§ RECORDS SHOWN
-------------------------

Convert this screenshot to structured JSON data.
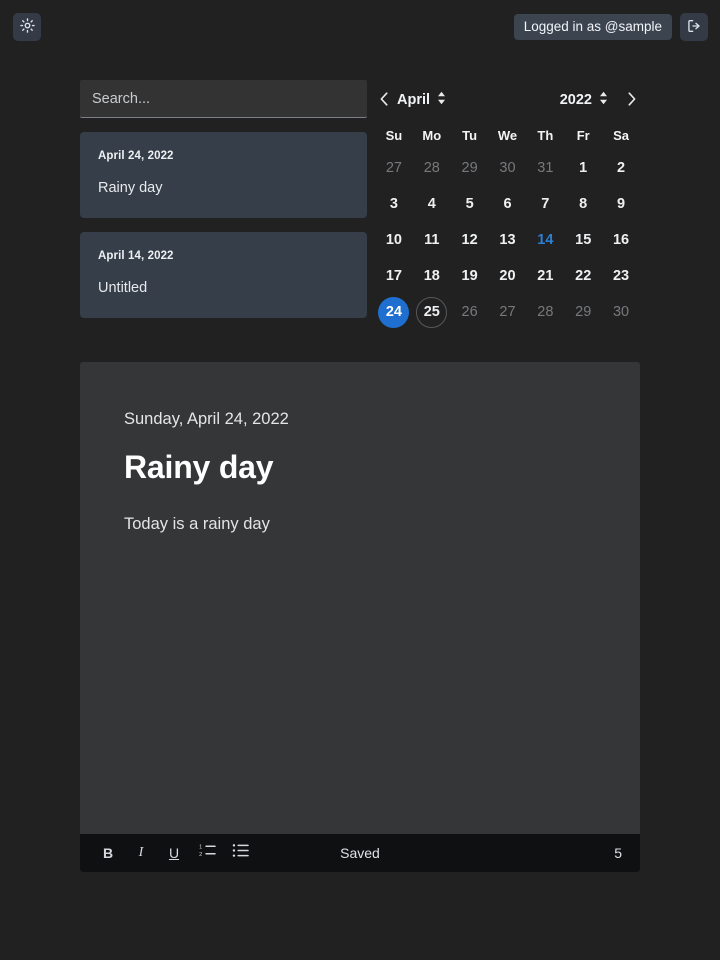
{
  "topbar": {
    "theme_toggle_icon": "sun-icon",
    "login_status": "Logged in as @sample",
    "logout_icon": "logout-icon"
  },
  "search": {
    "placeholder": "Search...",
    "value": ""
  },
  "notes": [
    {
      "date": "April 24, 2022",
      "title": "Rainy day"
    },
    {
      "date": "April 14, 2022",
      "title": "Untitled"
    }
  ],
  "calendar": {
    "prev_icon": "chevron-left-icon",
    "next_icon": "chevron-right-icon",
    "month": "April",
    "year": "2022",
    "month_stepper_icon": "chevron-up-down-icon",
    "year_stepper_icon": "chevron-up-down-icon",
    "weekdays": [
      "Su",
      "Mo",
      "Tu",
      "We",
      "Th",
      "Fr",
      "Sa"
    ],
    "accent_color": "#1f6fd0",
    "note_color": "#2b7fd4",
    "weeks": [
      [
        {
          "day": "27",
          "state": "muted"
        },
        {
          "day": "28",
          "state": "muted"
        },
        {
          "day": "29",
          "state": "muted"
        },
        {
          "day": "30",
          "state": "muted"
        },
        {
          "day": "31",
          "state": "muted"
        },
        {
          "day": "1",
          "state": "normal"
        },
        {
          "day": "2",
          "state": "normal"
        }
      ],
      [
        {
          "day": "3",
          "state": "normal"
        },
        {
          "day": "4",
          "state": "normal"
        },
        {
          "day": "5",
          "state": "normal"
        },
        {
          "day": "6",
          "state": "normal"
        },
        {
          "day": "7",
          "state": "normal"
        },
        {
          "day": "8",
          "state": "normal"
        },
        {
          "day": "9",
          "state": "normal"
        }
      ],
      [
        {
          "day": "10",
          "state": "normal"
        },
        {
          "day": "11",
          "state": "normal"
        },
        {
          "day": "12",
          "state": "normal"
        },
        {
          "day": "13",
          "state": "normal"
        },
        {
          "day": "14",
          "state": "hasnote"
        },
        {
          "day": "15",
          "state": "normal"
        },
        {
          "day": "16",
          "state": "normal"
        }
      ],
      [
        {
          "day": "17",
          "state": "normal"
        },
        {
          "day": "18",
          "state": "normal"
        },
        {
          "day": "19",
          "state": "normal"
        },
        {
          "day": "20",
          "state": "normal"
        },
        {
          "day": "21",
          "state": "normal"
        },
        {
          "day": "22",
          "state": "normal"
        },
        {
          "day": "23",
          "state": "normal"
        }
      ],
      [
        {
          "day": "24",
          "state": "selected"
        },
        {
          "day": "25",
          "state": "today"
        },
        {
          "day": "26",
          "state": "muted"
        },
        {
          "day": "27",
          "state": "muted"
        },
        {
          "day": "28",
          "state": "muted"
        },
        {
          "day": "29",
          "state": "muted"
        },
        {
          "day": "30",
          "state": "muted"
        }
      ]
    ]
  },
  "editor": {
    "date_label": "Sunday, April 24, 2022",
    "title": "Rainy day",
    "content": "Today is a rainy day",
    "toolbar": {
      "bold_label": "B",
      "italic_label": "I",
      "underline_label": "U",
      "ordered_list_icon": "ordered-list-icon",
      "bullet_list_icon": "bullet-list-icon",
      "save_status": "Saved",
      "char_count": "5"
    }
  }
}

-------------------------

§ WHAT IS REQUIRED
Pictures in the records above are not copied; print everything else exactly.

§ CORRECT ANSWER
Convert this screenshot to structured JSON data.
{
  "topbar": {
    "theme_toggle_icon": "sun-icon",
    "login_status": "Logged in as @sample",
    "logout_icon": "logout-icon"
  },
  "search": {
    "placeholder": "Search...",
    "value": ""
  },
  "notes": [
    {
      "date": "April 24, 2022",
      "title": "Rainy day"
    },
    {
      "date": "April 14, 2022",
      "title": "Untitled"
    }
  ],
  "calendar": {
    "prev_icon": "chevron-left-icon",
    "next_icon": "chevron-right-icon",
    "month": "April",
    "year": "2022",
    "month_stepper_icon": "chevron-up-down-icon",
    "year_stepper_icon": "chevron-up-down-icon",
    "weekdays": [
      "Su",
      "Mo",
      "Tu",
      "We",
      "Th",
      "Fr",
      "Sa"
    ],
    "accent_color": "#1f6fd0",
    "note_color": "#2b7fd4",
    "weeks": [
      [
        {
          "day": "27",
          "state": "muted"
        },
        {
          "day": "28",
          "state": "muted"
        },
        {
          "day": "29",
          "state": "muted"
        },
        {
          "day": "30",
          "state": "muted"
        },
        {
          "day": "31",
          "state": "muted"
        },
        {
          "day": "1",
          "state": "normal"
        },
        {
          "day": "2",
          "state": "normal"
        }
      ],
      [
        {
          "day": "3",
          "state": "normal"
        },
        {
          "day": "4",
          "state": "normal"
        },
        {
          "day": "5",
          "state": "normal"
        },
        {
          "day": "6",
          "state": "normal"
        },
        {
          "day": "7",
          "state": "normal"
        },
        {
          "day": "8",
          "state": "normal"
        },
        {
          "day": "9",
          "state": "normal"
        }
      ],
      [
        {
          "day": "10",
          "state": "normal"
        },
        {
          "day": "11",
          "state": "normal"
        },
        {
          "day": "12",
          "state": "normal"
        },
        {
          "day": "13",
          "state": "normal"
        },
        {
          "day": "14",
          "state": "hasnote"
        },
        {
          "day": "15",
          "state": "normal"
        },
        {
          "day": "16",
          "state": "normal"
        }
      ],
      [
        {
          "day": "17",
          "state": "normal"
        },
        {
          "day": "18",
          "state": "normal"
        },
        {
          "day": "19",
          "state": "normal"
        },
        {
          "day": "20",
          "state": "normal"
        },
        {
          "day": "21",
          "state": "normal"
        },
        {
          "day": "22",
          "state": "normal"
        },
        {
          "day": "23",
          "state": "normal"
        }
      ],
      [
        {
          "day": "24",
          "state": "selected"
        },
        {
          "day": "25",
          "state": "today"
        },
        {
          "day": "26",
          "state": "muted"
        },
        {
          "day": "27",
          "state": "muted"
        },
        {
          "day": "28",
          "state": "muted"
        },
        {
          "day": "29",
          "state": "muted"
        },
        {
          "day": "30",
          "state": "muted"
        }
      ]
    ]
  },
  "editor": {
    "date_label": "Sunday, April 24, 2022",
    "title": "Rainy day",
    "content": "Today is a rainy day",
    "toolbar": {
      "bold_label": "B",
      "italic_label": "I",
      "underline_label": "U",
      "ordered_list_icon": "ordered-list-icon",
      "bullet_list_icon": "bullet-list-icon",
      "save_status": "Saved",
      "char_count": "5"
    }
  }
}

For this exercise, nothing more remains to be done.